## [INPUT DATA]
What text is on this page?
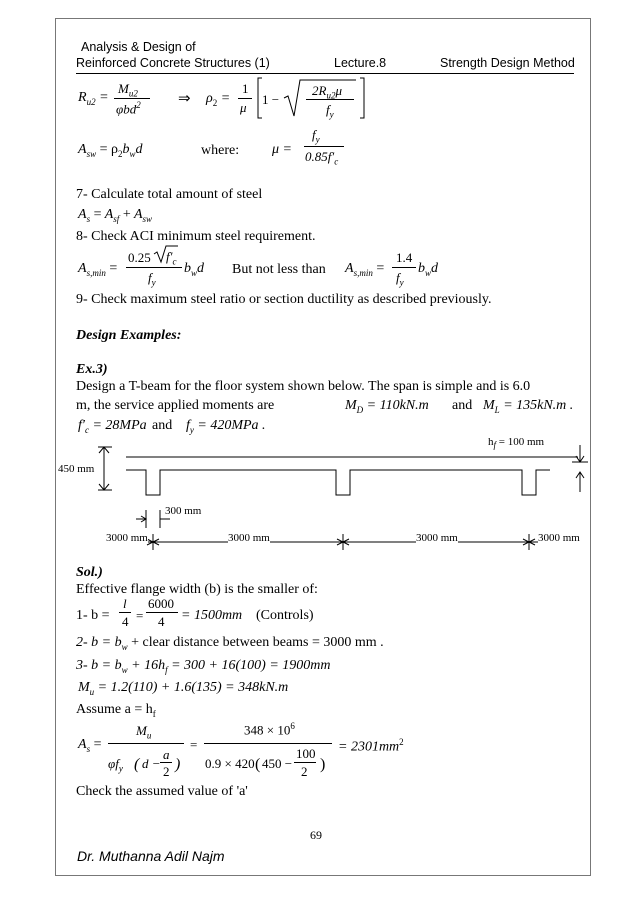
Analysis & Design of
Reinforced Concrete Structures (1)	Lecture.8	Strength Design Method
$R_{u2}$ =
$M_{u2}$
φbd$^2$ ⇒ $\rho_2$ =
1
μ
1 −
$2R_{u2}\mu$
$f_y$
$A_{sw} = \rho_2b_wd$	where: μ =
$f_y$
$0.85f'_c$
7- Calculate total amount of steel
$A_s = A_{sf} + A_{sw}$
8- Check ACI minimum steel requirement.
$A_{s,min}$ =
0.25 $f'_c$
$f_y$
$b_wd$ But not less than $A_{s,min}$ =
1.4
$f_y$
$b_wd$
9- Check maximum steel ratio or section ductility as described previously.
Design Examples:
Ex.3)
Design a T-beam for the floor system shown below. The span is simple and is 6.0
m, the service applied moments are	$M_D = 110kN.m$ and $M_L = 135kN.m$ .
$f'_c = 28MPa$ and $f_y = 420MPa$ .
$h_f = 100$ mm
450 mm
300 mm
3000 mm	3000 mm	3000 mm	3000 mm
Sol.)
Effective flange width (b) is the smaller of:
1- b =
l
4 =
6000
4 = 1500mm (Controls)
2- $b = b_w$ + clear distance between beams = 3000 mm .
3- $b = b_w + 16h_f = 300 + 16(100) = 1900mm$
$M_u = 1.2(110) + 1.6(135) = 348kN.m$
Assume $a = h_f$
$A_s$ =
$M_u$
$\varphi f_y$ ( d −
a
2 )
=
$348 \times 10^6$
0.9 × 420 ( 450 −
100
2 )
= $2301mm^2$
Check the assumed value of 'a'
69
Dr. Muthanna Adil Najm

## [YOUR TASK]
Print the listing above in full, exactly as written. Omit any pictures.

## [THE OUTPUT]
What text is on this page?
Analysis & Design of
Reinforced Concrete Structures (1)	Lecture.8	Strength Design Method
$R_{u2}$ =
$M_{u2}$
φbd$^2$ ⇒ $\rho_2$ =
1
μ
1 −
$2R_{u2}\mu$
$f_y$
$A_{sw} = \rho_2b_wd$	where: μ =
$f_y$
$0.85f'_c$
7- Calculate total amount of steel
$A_s = A_{sf} + A_{sw}$
8- Check ACI minimum steel requirement.
$A_{s,min}$ =
0.25 $f'_c$
$f_y$
$b_wd$ But not less than $A_{s,min}$ =
1.4
$f_y$
$b_wd$
9- Check maximum steel ratio or section ductility as described previously.
Design Examples:
Ex.3)
Design a T-beam for the floor system shown below. The span is simple and is 6.0
m, the service applied moments are	$M_D = 110kN.m$ and $M_L = 135kN.m$ .
$f'_c = 28MPa$ and $f_y = 420MPa$ .
$h_f = 100$ mm
450 mm
300 mm
3000 mm	3000 mm	3000 mm	3000 mm
Sol.)
Effective flange width (b) is the smaller of:
1- b =
l
4 =
6000
4 = 1500mm (Controls)
2- $b = b_w$ + clear distance between beams = 3000 mm .
3- $b = b_w + 16h_f = 300 + 16(100) = 1900mm$
$M_u = 1.2(110) + 1.6(135) = 348kN.m$
Assume $a = h_f$
$A_s$ =
$M_u$
$\varphi f_y$ ( d −
a
2 )
=
$348 \times 10^6$
0.9 × 420 ( 450 −
100
2 )
= $2301mm^2$
Check the assumed value of 'a'
69
Dr. Muthanna Adil Najm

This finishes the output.